• What you are asked to do: Records follow. Select each line holding "color".

□ □ □

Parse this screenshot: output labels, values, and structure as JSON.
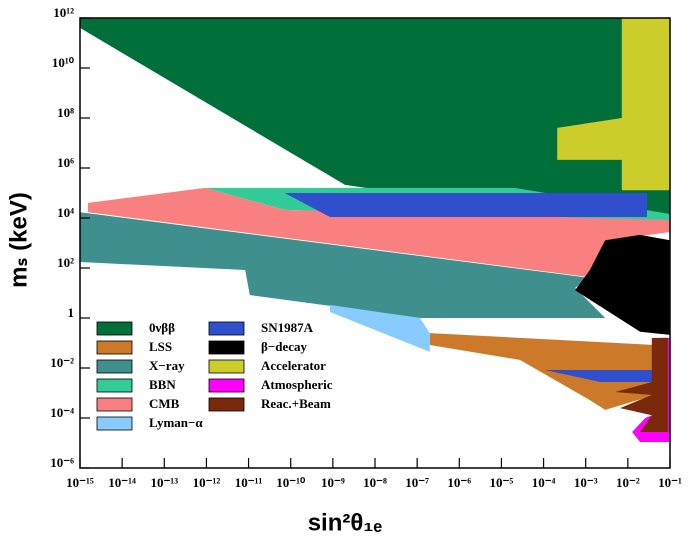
{
  "chart_data": {
    "type": "region",
    "xlabel": "sin²θ₁ₑ",
    "ylabel": "mₛ (keV)",
    "log_x": true,
    "log_y": true,
    "xlim": [
      1e-15,
      0.1
    ],
    "ylim": [
      1e-06,
      1000000000000.0
    ],
    "xticks": [
      {
        "value": 1e-15,
        "label": "10⁻¹⁵"
      },
      {
        "value": 1e-14,
        "label": "10⁻¹⁴"
      },
      {
        "value": 1e-13,
        "label": "10⁻¹³"
      },
      {
        "value": 1e-12,
        "label": "10⁻¹²"
      },
      {
        "value": 1e-11,
        "label": "10⁻¹¹"
      },
      {
        "value": 1e-10,
        "label": "10⁻¹⁰"
      },
      {
        "value": 1e-09,
        "label": "10⁻⁹"
      },
      {
        "value": 1e-08,
        "label": "10⁻⁸"
      },
      {
        "value": 1e-07,
        "label": "10⁻⁷"
      },
      {
        "value": 1e-06,
        "label": "10⁻⁶"
      },
      {
        "value": 1e-05,
        "label": "10⁻⁵"
      },
      {
        "value": 0.0001,
        "label": "10⁻⁴"
      },
      {
        "value": 0.001,
        "label": "10⁻³"
      },
      {
        "value": 0.01,
        "label": "10⁻²"
      },
      {
        "value": 0.1,
        "label": "10⁻¹"
      }
    ],
    "yticks": [
      {
        "value": 1e-06,
        "label": "10⁻⁶"
      },
      {
        "value": 0.0001,
        "label": "10⁻⁴"
      },
      {
        "value": 0.01,
        "label": "10⁻²"
      },
      1,
      {
        "value": 100,
        "label": "10²"
      },
      {
        "value": 10000.0,
        "label": "10⁴"
      },
      {
        "value": 1000000.0,
        "label": "10⁶"
      },
      {
        "value": 100000000.0,
        "label": "10⁸"
      },
      {
        "value": 10000000000.0,
        "label": "10¹⁰"
      },
      {
        "value": 1000000000000.0,
        "label": "10¹²"
      }
    ],
    "legend": "lower left",
    "series": [
      {
        "name": "0νββ",
        "color": "#006f3a",
        "x": [
          1e-15,
          0.1,
          0.1,
          1.95e-09,
          1e-15
        ],
        "y": [
          1000000000000.0,
          1000000000000.0,
          2750,
          210000.0,
          400000000000.0
        ]
      },
      {
        "name": "LSS",
        "color": "#cc7a2a",
        "x": [
          2e-07,
          0.044,
          0.044,
          0.0029,
          0.00126,
          2.75e-05,
          2e-07
        ],
        "y": [
          0.25,
          0.083,
          0.00083,
          0.00021,
          0.00052,
          0.021,
          0.083
        ]
      },
      {
        "name": "X−ray",
        "color": "#3f8f8f",
        "x": [
          1e-15,
          0.00126,
          0.00056,
          0.0029,
          1.17e-07,
          1.07e-11,
          8.3e-12,
          1e-15
        ],
        "y": [
          17000.0,
          40,
          16,
          1,
          1,
          8.3,
          83,
          174
        ]
      },
      {
        "name": "BBN",
        "color": "#33cc99",
        "x": [
          9.3e-13,
          2.1e-05,
          0.1,
          0.1,
          0.0022,
          7.2e-11
        ],
        "y": [
          160000.0,
          160000.0,
          14500.0,
          8300,
          8300,
          21000.0
        ]
      },
      {
        "name": "CMB",
        "color": "#f88080",
        "x": [
          1.55e-15,
          9.3e-13,
          7.2e-11,
          0.1,
          0.1,
          0.0038,
          0.00166,
          1.55e-15
        ],
        "y": [
          40000.0,
          160000.0,
          21000.0,
          8300,
          2750,
          1300,
          40,
          17000.0
        ]
      },
      {
        "name": "Lyman−α",
        "color": "#88ccff",
        "x": [
          8.5e-10,
          1.17e-07,
          2e-07,
          2e-07,
          8.5e-10
        ],
        "y": [
          3.3,
          1,
          0.25,
          0.044,
          1.74
        ]
      },
      {
        "name": "SN1987A",
        "color": "#2f4fcc",
        "x": [
          7.2e-11,
          0.0285,
          0.0285,
          8.5e-10,
          null,
          0.000107,
          0.044,
          0.044,
          0.0022
        ],
        "y": [
          100000.0,
          100000.0,
          11000.0,
          11000.0,
          null,
          0.0083,
          0.0083,
          0.00275,
          0.00275
        ]
      },
      {
        "name": "β−decay",
        "color": "#000000",
        "x": [
          0.0029,
          0.0195,
          0.1,
          0.1,
          0.0195,
          0.00056,
          0.00126,
          0.0022
        ],
        "y": [
          1300,
          2100,
          1300,
          0.21,
          0.28,
          13,
          83,
          525
        ]
      },
      {
        "name": "Accelerator",
        "color": "#cccc2a",
        "x": [
          0.0072,
          0.1,
          0.1,
          0.0072,
          0.0072,
          0.00021,
          0.00021,
          0.0072
        ],
        "y": [
          1000000000000.0,
          1000000000000.0,
          130000.0,
          130000.0,
          2100000.0,
          2100000.0,
          40000000.0,
          100000000.0
        ]
      },
      {
        "name": "Atmospheric",
        "color": "#ff00ff",
        "x": [
          0.057,
          0.1,
          0.1,
          0.0195,
          0.0126,
          0.026,
          0.057
        ],
        "y": [
          0.16,
          0.16,
          1.1e-05,
          1.1e-05,
          2.75e-05,
          0.0001,
          0.000174
        ]
      },
      {
        "name": "Reac.+Beam",
        "color": "#7a2a0a",
        "x": [
          0.037,
          0.089,
          0.089,
          0.0195,
          0.037,
          0.0065,
          0.037,
          0.005,
          0.037
        ],
        "y": [
          0.16,
          0.16,
          2.75e-05,
          2.75e-05,
          0.00013,
          0.00025,
          0.00083,
          0.0011,
          0.00275
        ]
      }
    ]
  }
}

□ □ □

• Answer to this problem:
        "color": "#006f3a",
        "color": "#cc7a2a",
        "color": "#3f8f8f",
        "color": "#33cc99",
        "color": "#f88080",
        "color": "#88ccff",
        "color": "#2f4fcc",
        "color": "#000000",
        "color": "#cccc2a",
        "color": "#ff00ff",
        "color": "#7a2a0a",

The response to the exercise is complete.